■ SHORT EXERCISE
Copy the items out word for word, beginning at the line that contains "- Text: 1, MARSHBROOK CLOSE, BIRMINGHAM, B24 0NT: 1, MARSHBROOK" and ending after the line that contains "- Text: 3: 3: [35, 520, 42, 533]".
%%
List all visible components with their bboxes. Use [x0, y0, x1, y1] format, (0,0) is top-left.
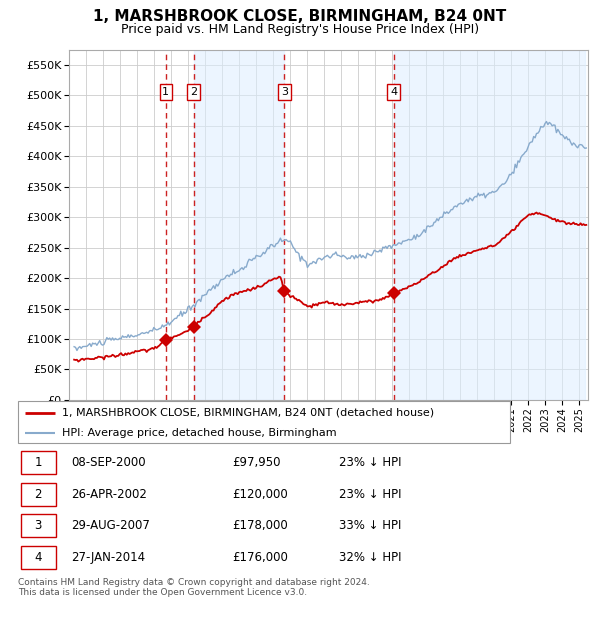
- Text: 1, MARSHBROOK CLOSE, BIRMINGHAM, B24 0NT: 1, MARSHBROOK CLOSE, BIRMINGHAM, B24 0NT: [94, 9, 506, 24]
- Text: 4: 4: [390, 87, 397, 97]
- Text: 33% ↓ HPI: 33% ↓ HPI: [340, 520, 402, 533]
- Bar: [194, 50, 284, 400]
- Text: Price paid vs. HM Land Registry's House Price Index (HPI): Price paid vs. HM Land Registry's House …: [121, 23, 479, 36]
- Text: 32% ↓ HPI: 32% ↓ HPI: [340, 551, 402, 564]
- Text: 3: 3: [35, 520, 42, 533]
- Text: £178,000: £178,000: [232, 520, 288, 533]
- Text: 26-APR-2002: 26-APR-2002: [71, 487, 148, 500]
- Text: Contains HM Land Registry data © Crown copyright and database right 2024.
This d: Contains HM Land Registry data © Crown c…: [18, 578, 370, 597]
- Text: 08-SEP-2000: 08-SEP-2000: [71, 456, 146, 469]
- FancyBboxPatch shape: [21, 482, 56, 505]
- Text: £120,000: £120,000: [232, 487, 288, 500]
- Text: 27-JAN-2014: 27-JAN-2014: [71, 551, 146, 564]
- FancyBboxPatch shape: [21, 451, 56, 474]
- Text: 2: 2: [190, 87, 197, 97]
- Text: 23% ↓ HPI: 23% ↓ HPI: [340, 456, 402, 469]
- Text: 1: 1: [35, 456, 42, 469]
- Text: £176,000: £176,000: [232, 551, 288, 564]
- FancyBboxPatch shape: [21, 515, 56, 538]
- Text: £97,950: £97,950: [232, 456, 281, 469]
- Text: 23% ↓ HPI: 23% ↓ HPI: [340, 487, 402, 500]
- Text: 1: 1: [163, 87, 169, 97]
- Bar: [394, 50, 584, 400]
- Text: 4: 4: [35, 551, 42, 564]
- Text: 1, MARSHBROOK CLOSE, BIRMINGHAM, B24 0NT (detached house): 1, MARSHBROOK CLOSE, BIRMINGHAM, B24 0NT…: [62, 407, 434, 417]
- Text: HPI: Average price, detached house, Birmingham: HPI: Average price, detached house, Birm…: [62, 428, 337, 438]
- FancyBboxPatch shape: [18, 401, 510, 443]
- FancyBboxPatch shape: [21, 546, 56, 569]
- Text: 2: 2: [35, 487, 42, 500]
- Text: 29-AUG-2007: 29-AUG-2007: [71, 520, 151, 533]
- Text: 3: 3: [281, 87, 288, 97]
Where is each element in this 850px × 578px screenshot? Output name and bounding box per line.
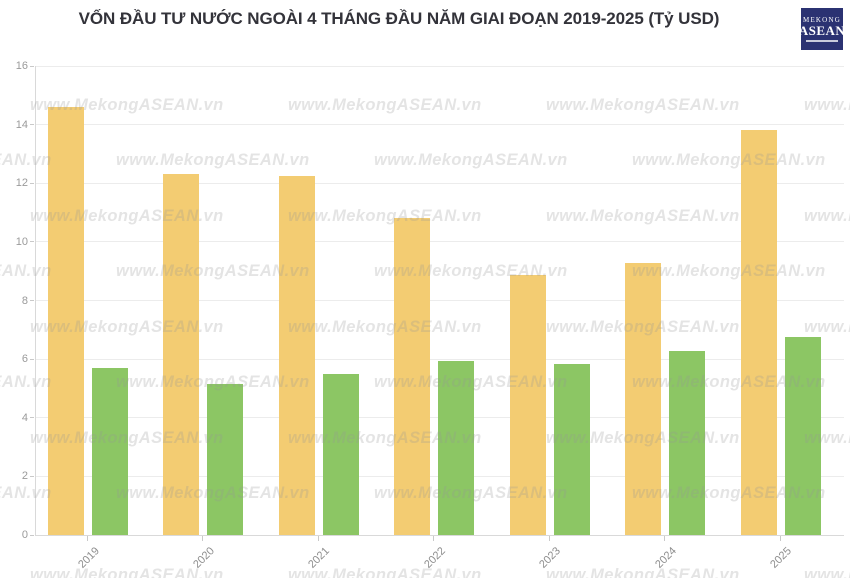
x-axis-label-2024: 2024: [652, 545, 679, 571]
gridline-y-12: [36, 182, 844, 184]
bar-2024-green: [669, 350, 706, 535]
y-axis-label-16: 16: [15, 60, 28, 72]
bar-2022-yellow: [394, 218, 431, 535]
y-axis-label-6: 6: [21, 353, 28, 366]
x-axis-tick-2025: [779, 536, 781, 541]
y-axis-label-12: 12: [15, 177, 28, 190]
x-axis-label-2021: 2021: [306, 545, 333, 571]
bar-2019-green: [92, 367, 128, 535]
bar-2021-green: [322, 373, 359, 535]
bar-2020-green: [207, 384, 244, 535]
mekong-asean-logo: MEKONG ASEAN: [798, 8, 846, 50]
x-axis-label-2022: 2022: [421, 545, 448, 571]
gridline-y-8: [36, 300, 844, 301]
title-row: VỐN ĐẦU TƯ NƯỚC NGOÀI 4 THÁNG ĐẦU NĂM GI…: [0, 9, 850, 29]
y-axis-tick-8: [30, 300, 34, 301]
y-axis-label-4: 4: [21, 411, 28, 424]
logo-text-mekong: MEKONG: [803, 16, 841, 24]
x-axis-tick-2021: [317, 536, 319, 541]
x-axis-tick-2024: [664, 536, 666, 541]
gridline-y-6: [36, 358, 844, 360]
y-axis-tick-2: [30, 475, 34, 477]
x-axis-label-2023: 2023: [537, 545, 564, 571]
bar-2020-yellow: [163, 173, 200, 535]
bar-2019-yellow: [48, 107, 84, 535]
gridline-y-10: [36, 241, 844, 243]
logo-tagline-rule: [806, 40, 838, 42]
x-axis-label-2020: 2020: [191, 545, 217, 571]
y-axis-tick-10: [30, 241, 34, 243]
bar-2023-yellow: [509, 274, 546, 535]
bar-2022-green: [438, 361, 475, 535]
bar-2025-yellow: [740, 129, 777, 535]
y-axis-tick-12: [30, 182, 34, 184]
x-axis-tick-2020: [202, 536, 204, 541]
bar-2023-green: [553, 363, 590, 535]
y-axis-tick-4: [30, 417, 34, 419]
y-axis-tick-16: [30, 65, 34, 67]
y-axis-tick-6: [30, 358, 34, 360]
y-axis-tick-14: [30, 124, 34, 126]
y-axis-label-2: 2: [21, 470, 28, 483]
x-axis-label-2025: 2025: [768, 545, 795, 571]
bar-2025-green: [784, 337, 821, 535]
y-axis-tick-0: [30, 534, 34, 536]
logo-text-asean: ASEAN: [798, 23, 846, 38]
gridline-y-16: [36, 65, 844, 67]
chart-title: VỐN ĐẦU TƯ NƯỚC NGOÀI 4 THÁNG ĐẦU NĂM GI…: [78, 9, 720, 28]
bar-2024-yellow: [625, 263, 662, 535]
watermark-text: www.MekongASEAN.vn: [804, 566, 850, 578]
y-axis-label-14: 14: [15, 118, 28, 131]
x-axis-tick-2019: [87, 536, 88, 541]
watermark-text: www.MekongASEAN.vn: [30, 566, 224, 578]
plot-area: [35, 65, 844, 536]
bar-2021-yellow: [278, 175, 315, 535]
y-axis-label-8: 8: [21, 294, 28, 307]
x-axis-label-2019: 2019: [75, 545, 102, 571]
y-axis-label-10: 10: [15, 235, 28, 248]
watermark-text: www.MekongASEAN.vn: [546, 566, 740, 578]
x-axis-tick-2022: [433, 536, 435, 541]
y-axis-label-0: 0: [21, 529, 28, 541]
gridline-y-14: [36, 124, 844, 126]
x-axis-tick-2023: [548, 536, 550, 541]
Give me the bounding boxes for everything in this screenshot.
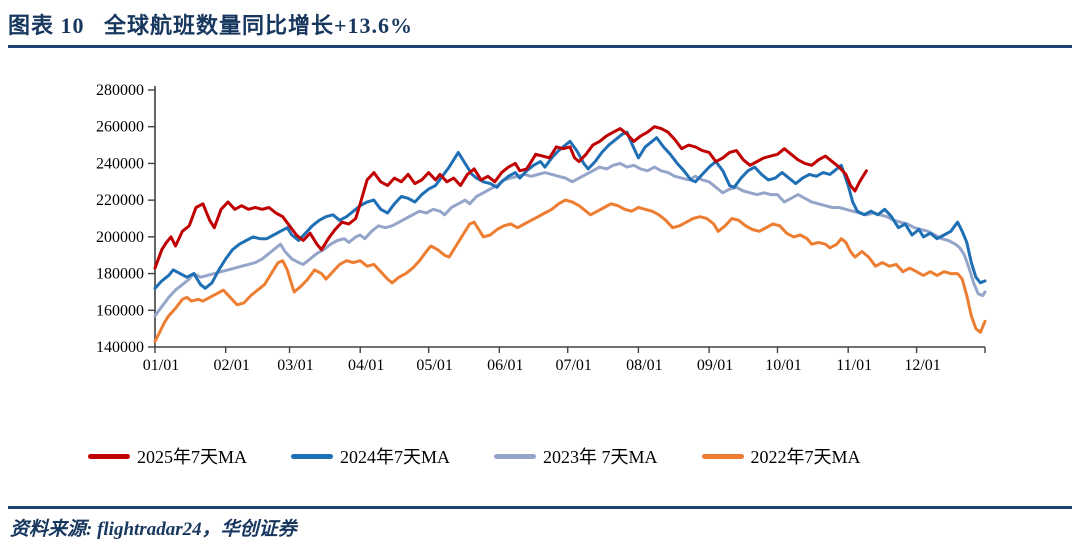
y-tick-label: 260000 — [96, 119, 144, 136]
legend-swatch — [494, 453, 537, 459]
legend-swatch — [701, 453, 744, 459]
y-tick-label: 200000 — [96, 229, 144, 246]
x-tick-label: 07/01 — [555, 357, 591, 374]
legend-item: 2022年7天MA — [701, 443, 861, 469]
legend-label: 2024年7天MA — [340, 447, 451, 467]
x-tick-label: 04/01 — [348, 357, 384, 374]
legend-item: 2024年7天MA — [291, 443, 450, 469]
x-tick-label: 02/01 — [213, 357, 249, 374]
legend-item: 2023年 7天MA — [494, 443, 658, 469]
footer-rule — [8, 506, 1072, 509]
y-tick-label: 280000 — [96, 82, 144, 99]
series-line-2023年 7天MA — [153, 161, 987, 318]
y-tick-label: 240000 — [96, 155, 144, 172]
chart-legend: 2025年7天MA 2024年7天MA 2023年 7天MA 2022年7天MA — [88, 443, 861, 469]
legend-label: 2022年7天MA — [750, 447, 861, 467]
x-tick-label: 06/01 — [487, 357, 523, 374]
y-tick-label: 220000 — [96, 192, 144, 209]
series-line-2022年7天MA — [153, 198, 987, 343]
series-line-2025年7天MA — [153, 125, 868, 270]
x-tick-label: 09/01 — [697, 357, 733, 374]
figure-title: 图表 10 全球航班数量同比增长+13.6% — [8, 13, 414, 38]
legend-swatch — [88, 453, 130, 459]
legend-label: 2023年 7天MA — [543, 447, 658, 467]
x-tick-label: 01/01 — [143, 357, 179, 374]
legend-swatch — [291, 453, 334, 459]
x-tick-label: 12/01 — [904, 357, 940, 374]
y-tick-label: 180000 — [96, 266, 144, 283]
x-tick-label: 10/01 — [765, 357, 801, 374]
y-tick-label: 160000 — [96, 302, 144, 319]
legend-label: 2025年7天MA — [137, 447, 248, 467]
line-chart: 140000 160000 180000 200000 220000 240000 2600… — [96, 82, 987, 374]
x-tick-label: 03/01 — [277, 357, 313, 374]
series-line-2024年7天MA — [153, 130, 987, 290]
chart-area: 140000 160000 180000 200000 220000 240000 2600… — [0, 60, 1080, 390]
source-note: 资料来源: flightradar24，华创证券 — [10, 519, 297, 540]
legend-item: 2025年7天MA — [88, 443, 247, 469]
y-tick-label: 140000 — [96, 339, 144, 356]
x-tick-label: 11/01 — [836, 357, 872, 374]
header-rule — [8, 45, 1072, 48]
x-tick-label: 05/01 — [416, 357, 452, 374]
x-tick-label: 08/01 — [626, 357, 662, 374]
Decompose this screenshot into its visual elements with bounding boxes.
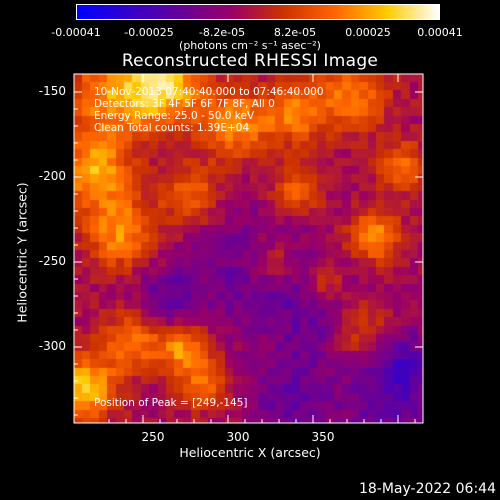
%%
■ EXERCISE ANSWER
- Text: 1, MARSHBROOK CLOSE, BIRMINGHAM, B24 0NT: 1, MARSHBROOK CLOSE, BIRMINGHAM, B24 0NT: [94, 9, 506, 24]
- Text: 4: 4: [390, 87, 397, 97]
- Text: 33% ↓ HPI: 33% ↓ HPI: [340, 520, 402, 533]
- Bar: [194, 50, 284, 400]
- Text: Price paid vs. HM Land Registry's House Price Index (HPI): Price paid vs. HM Land Registry's House …: [121, 23, 479, 36]
- Text: 32% ↓ HPI: 32% ↓ HPI: [340, 551, 402, 564]
- Text: 3: 3: [35, 520, 42, 533]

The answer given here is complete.